-- Start of GIVEN ENTRIES --
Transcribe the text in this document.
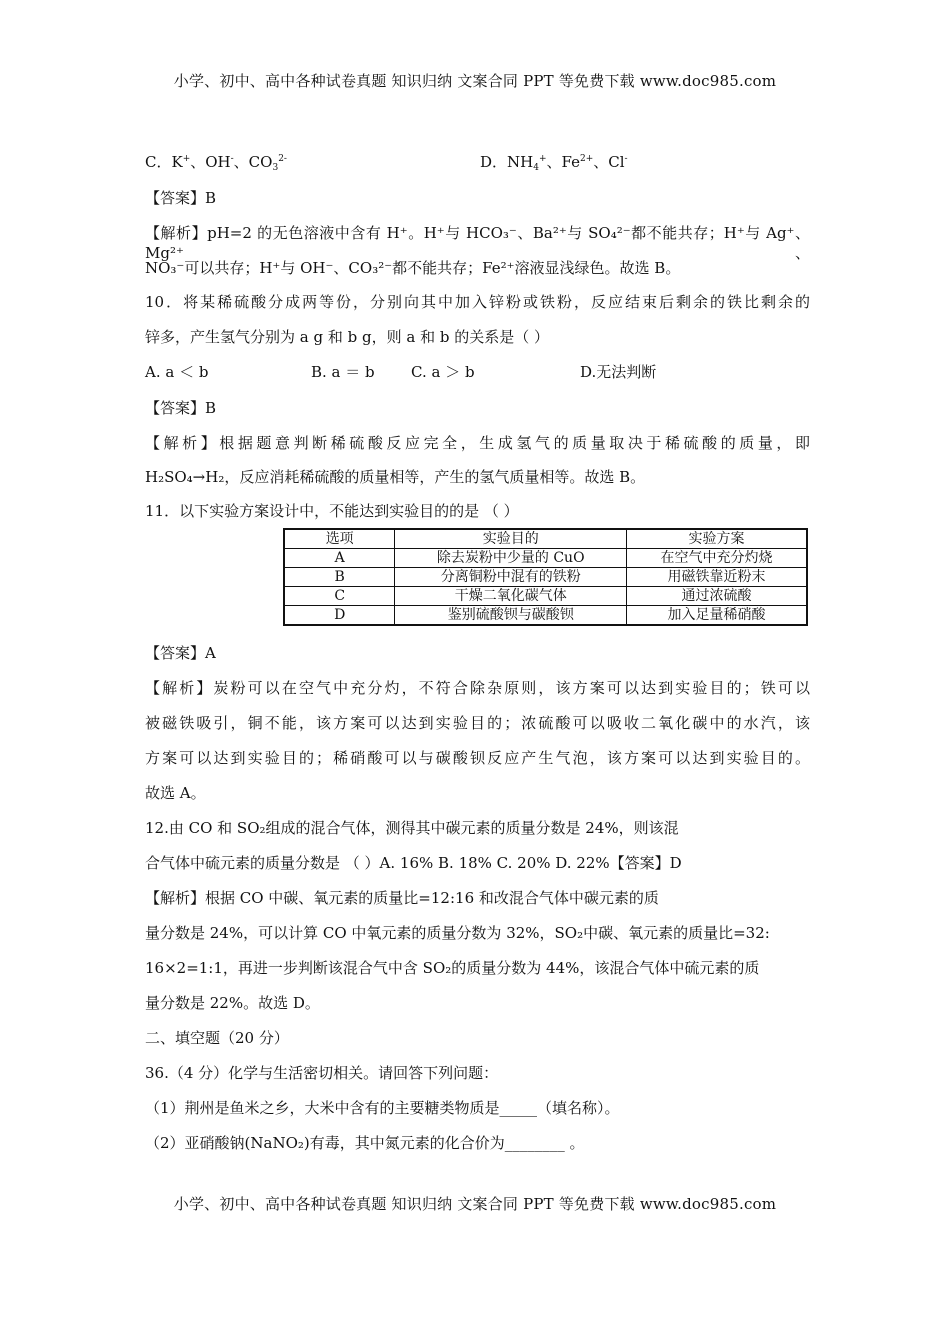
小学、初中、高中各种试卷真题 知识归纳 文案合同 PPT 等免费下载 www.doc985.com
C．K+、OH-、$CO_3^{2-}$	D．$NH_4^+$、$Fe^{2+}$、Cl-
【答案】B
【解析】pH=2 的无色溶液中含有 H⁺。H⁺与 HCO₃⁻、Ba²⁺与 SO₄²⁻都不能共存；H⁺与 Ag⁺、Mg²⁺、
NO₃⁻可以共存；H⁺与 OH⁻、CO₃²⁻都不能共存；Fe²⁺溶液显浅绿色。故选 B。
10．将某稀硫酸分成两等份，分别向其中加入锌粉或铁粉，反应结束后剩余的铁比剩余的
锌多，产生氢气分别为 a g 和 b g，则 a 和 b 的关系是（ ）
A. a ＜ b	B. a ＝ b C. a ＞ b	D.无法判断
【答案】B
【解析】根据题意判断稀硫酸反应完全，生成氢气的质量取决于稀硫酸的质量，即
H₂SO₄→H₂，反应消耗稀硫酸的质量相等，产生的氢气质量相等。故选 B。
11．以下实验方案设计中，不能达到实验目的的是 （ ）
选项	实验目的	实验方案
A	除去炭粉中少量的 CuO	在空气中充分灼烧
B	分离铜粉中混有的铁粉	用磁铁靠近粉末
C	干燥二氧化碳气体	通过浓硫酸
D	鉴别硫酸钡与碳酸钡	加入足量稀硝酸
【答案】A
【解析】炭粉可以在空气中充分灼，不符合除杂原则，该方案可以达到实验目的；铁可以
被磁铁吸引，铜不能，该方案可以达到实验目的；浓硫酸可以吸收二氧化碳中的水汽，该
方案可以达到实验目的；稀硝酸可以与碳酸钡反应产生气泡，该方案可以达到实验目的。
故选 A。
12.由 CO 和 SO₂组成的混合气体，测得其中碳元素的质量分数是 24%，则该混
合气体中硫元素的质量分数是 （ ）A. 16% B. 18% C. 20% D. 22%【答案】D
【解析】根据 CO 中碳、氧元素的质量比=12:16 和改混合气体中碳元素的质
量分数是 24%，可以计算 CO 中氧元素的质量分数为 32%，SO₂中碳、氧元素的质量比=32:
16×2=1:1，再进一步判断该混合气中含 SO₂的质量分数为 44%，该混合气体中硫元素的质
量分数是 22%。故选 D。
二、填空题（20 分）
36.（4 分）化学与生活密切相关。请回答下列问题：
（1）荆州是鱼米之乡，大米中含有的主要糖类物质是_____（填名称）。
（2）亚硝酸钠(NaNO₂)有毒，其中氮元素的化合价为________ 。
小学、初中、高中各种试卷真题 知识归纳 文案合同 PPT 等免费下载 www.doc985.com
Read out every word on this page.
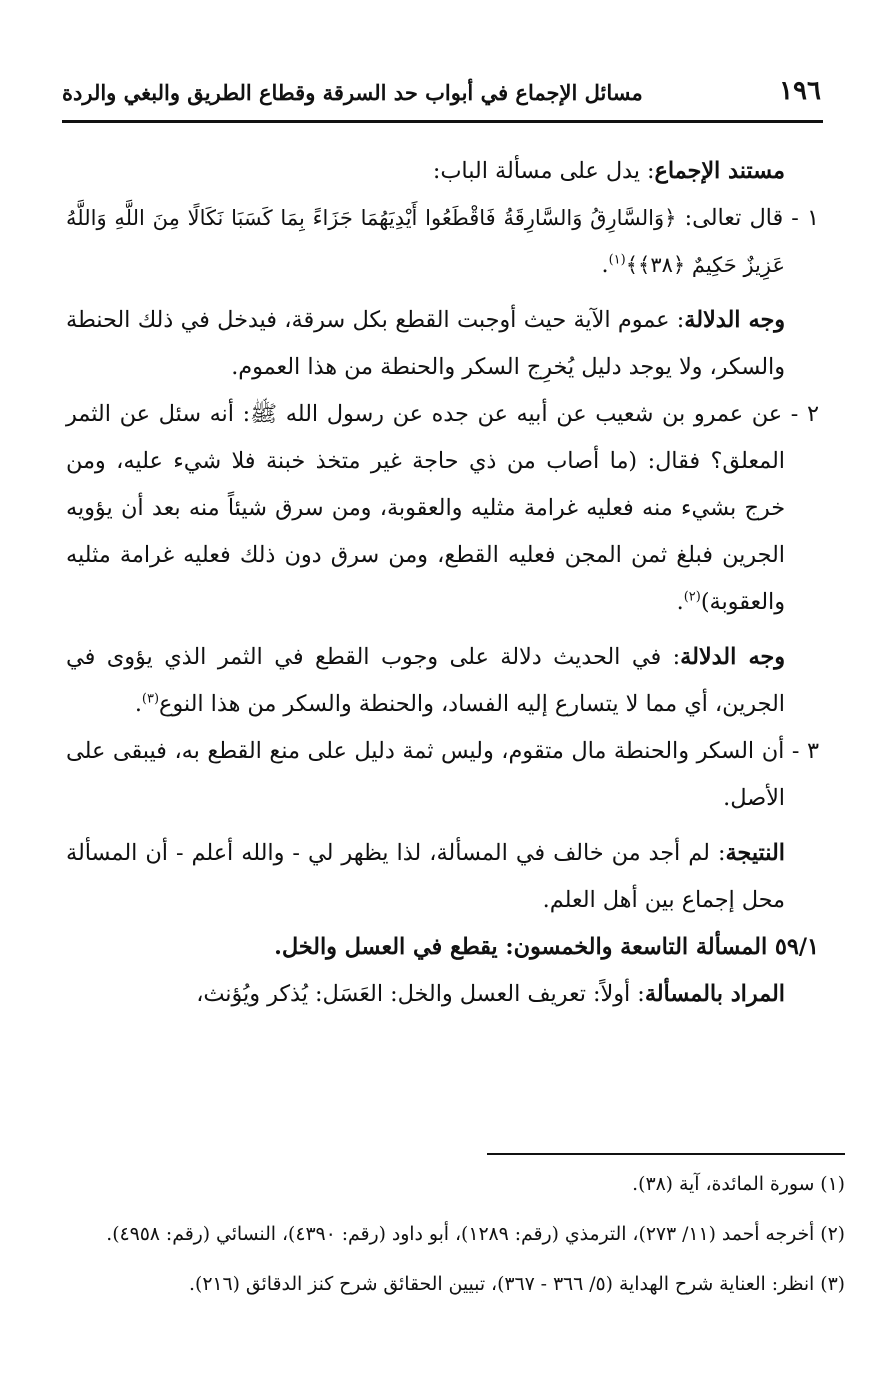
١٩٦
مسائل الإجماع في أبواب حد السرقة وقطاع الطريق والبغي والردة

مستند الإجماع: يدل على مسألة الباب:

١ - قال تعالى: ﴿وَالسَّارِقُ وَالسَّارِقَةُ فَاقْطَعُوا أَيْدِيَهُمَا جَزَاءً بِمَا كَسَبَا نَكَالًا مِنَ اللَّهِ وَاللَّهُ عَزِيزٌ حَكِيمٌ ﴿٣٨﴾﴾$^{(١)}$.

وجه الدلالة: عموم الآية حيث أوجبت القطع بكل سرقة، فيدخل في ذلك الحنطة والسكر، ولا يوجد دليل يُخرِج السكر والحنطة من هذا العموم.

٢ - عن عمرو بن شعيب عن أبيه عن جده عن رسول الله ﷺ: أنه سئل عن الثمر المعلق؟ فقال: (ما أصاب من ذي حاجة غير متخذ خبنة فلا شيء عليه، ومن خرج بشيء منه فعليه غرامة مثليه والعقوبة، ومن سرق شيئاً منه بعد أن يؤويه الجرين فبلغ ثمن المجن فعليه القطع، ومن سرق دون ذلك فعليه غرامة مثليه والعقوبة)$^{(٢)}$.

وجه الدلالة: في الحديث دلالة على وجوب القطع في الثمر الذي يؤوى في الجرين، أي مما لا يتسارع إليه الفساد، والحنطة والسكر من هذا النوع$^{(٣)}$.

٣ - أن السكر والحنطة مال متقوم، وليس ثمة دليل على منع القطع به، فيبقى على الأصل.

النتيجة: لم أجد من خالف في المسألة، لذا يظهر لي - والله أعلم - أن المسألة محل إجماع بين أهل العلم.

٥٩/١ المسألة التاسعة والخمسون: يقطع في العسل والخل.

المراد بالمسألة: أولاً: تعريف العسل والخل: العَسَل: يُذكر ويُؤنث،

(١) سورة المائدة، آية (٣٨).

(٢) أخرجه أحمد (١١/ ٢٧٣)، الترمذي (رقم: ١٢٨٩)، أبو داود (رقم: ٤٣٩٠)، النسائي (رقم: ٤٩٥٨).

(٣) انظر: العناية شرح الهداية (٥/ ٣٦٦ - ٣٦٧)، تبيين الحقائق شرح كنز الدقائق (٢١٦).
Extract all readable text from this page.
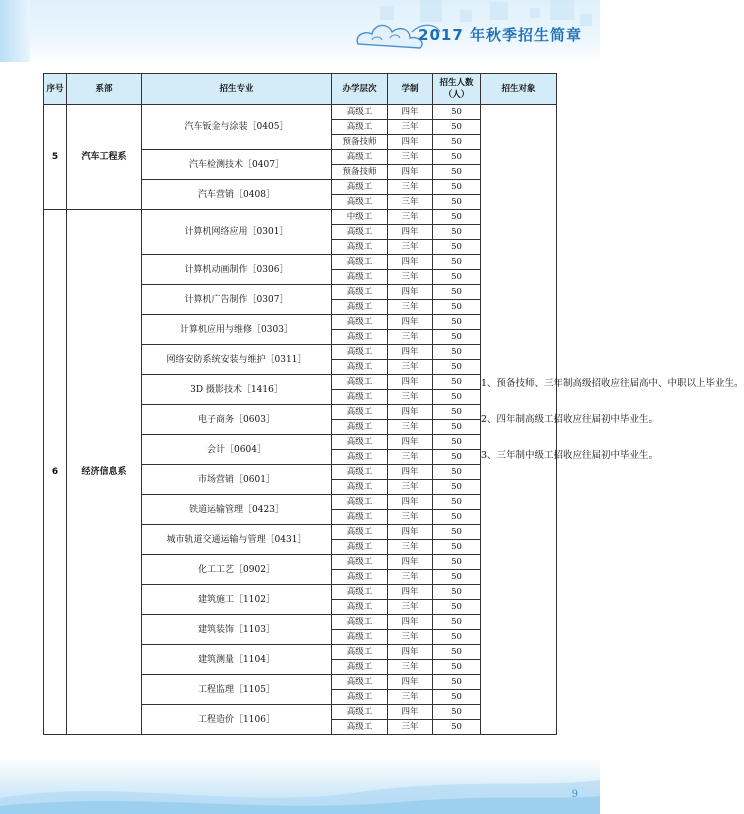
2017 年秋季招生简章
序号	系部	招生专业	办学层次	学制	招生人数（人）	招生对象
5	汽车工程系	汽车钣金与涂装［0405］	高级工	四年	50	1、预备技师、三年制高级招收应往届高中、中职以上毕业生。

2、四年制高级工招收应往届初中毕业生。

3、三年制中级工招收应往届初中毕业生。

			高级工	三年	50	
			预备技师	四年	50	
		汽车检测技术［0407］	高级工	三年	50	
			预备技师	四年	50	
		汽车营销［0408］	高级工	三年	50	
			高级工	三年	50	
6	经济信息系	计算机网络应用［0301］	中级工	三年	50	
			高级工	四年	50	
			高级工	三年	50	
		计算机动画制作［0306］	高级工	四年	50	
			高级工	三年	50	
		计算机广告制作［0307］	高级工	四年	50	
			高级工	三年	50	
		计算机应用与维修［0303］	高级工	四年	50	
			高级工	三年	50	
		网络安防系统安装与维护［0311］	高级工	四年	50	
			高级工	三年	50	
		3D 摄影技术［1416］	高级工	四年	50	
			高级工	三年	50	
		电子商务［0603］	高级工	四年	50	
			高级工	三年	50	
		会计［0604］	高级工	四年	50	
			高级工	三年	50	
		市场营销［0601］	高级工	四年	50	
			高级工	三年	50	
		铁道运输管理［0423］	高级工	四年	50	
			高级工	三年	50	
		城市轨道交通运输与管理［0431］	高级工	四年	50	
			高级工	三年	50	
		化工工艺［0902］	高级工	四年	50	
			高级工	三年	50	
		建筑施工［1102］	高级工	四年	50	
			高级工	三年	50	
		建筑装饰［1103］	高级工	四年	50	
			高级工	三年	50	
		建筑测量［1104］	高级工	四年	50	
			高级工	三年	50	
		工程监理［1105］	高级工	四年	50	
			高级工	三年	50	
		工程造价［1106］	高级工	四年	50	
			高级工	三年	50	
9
-- End of GIVEN ENTRIES --
◆ TO DO:
Please leave out the pictures while you copy exactly the lines from the one containing "Extract all readable text from this page." through the end of the records.

◆ RESULT:
Extract all readable text from this page.
2017 年秋季招生简章
序号	系部	招生专业	办学层次	学制	招生人数（人）	招生对象
5	汽车工程系	汽车钣金与涂装［0405］	高级工	四年	50	1、预备技师、三年制高级招收应往届高中、中职以上毕业生。

2、四年制高级工招收应往届初中毕业生。

3、三年制中级工招收应往届初中毕业生。

			高级工	三年	50	
			预备技师	四年	50	
		汽车检测技术［0407］	高级工	三年	50	
			预备技师	四年	50	
		汽车营销［0408］	高级工	三年	50	
			高级工	三年	50	
6	经济信息系	计算机网络应用［0301］	中级工	三年	50	
			高级工	四年	50	
			高级工	三年	50	
		计算机动画制作［0306］	高级工	四年	50	
			高级工	三年	50	
		计算机广告制作［0307］	高级工	四年	50	
			高级工	三年	50	
		计算机应用与维修［0303］	高级工	四年	50	
			高级工	三年	50	
		网络安防系统安装与维护［0311］	高级工	四年	50	
			高级工	三年	50	
		3D 摄影技术［1416］	高级工	四年	50	
			高级工	三年	50	
		电子商务［0603］	高级工	四年	50	
			高级工	三年	50	
		会计［0604］	高级工	四年	50	
			高级工	三年	50	
		市场营销［0601］	高级工	四年	50	
			高级工	三年	50	
		铁道运输管理［0423］	高级工	四年	50	
			高级工	三年	50	
		城市轨道交通运输与管理［0431］	高级工	四年	50	
			高级工	三年	50	
		化工工艺［0902］	高级工	四年	50	
			高级工	三年	50	
		建筑施工［1102］	高级工	四年	50	
			高级工	三年	50	
		建筑装饰［1103］	高级工	四年	50	
			高级工	三年	50	
		建筑测量［1104］	高级工	四年	50	
			高级工	三年	50	
		工程监理［1105］	高级工	四年	50	
			高级工	三年	50	
		工程造价［1106］	高级工	四年	50	
			高级工	三年	50	
9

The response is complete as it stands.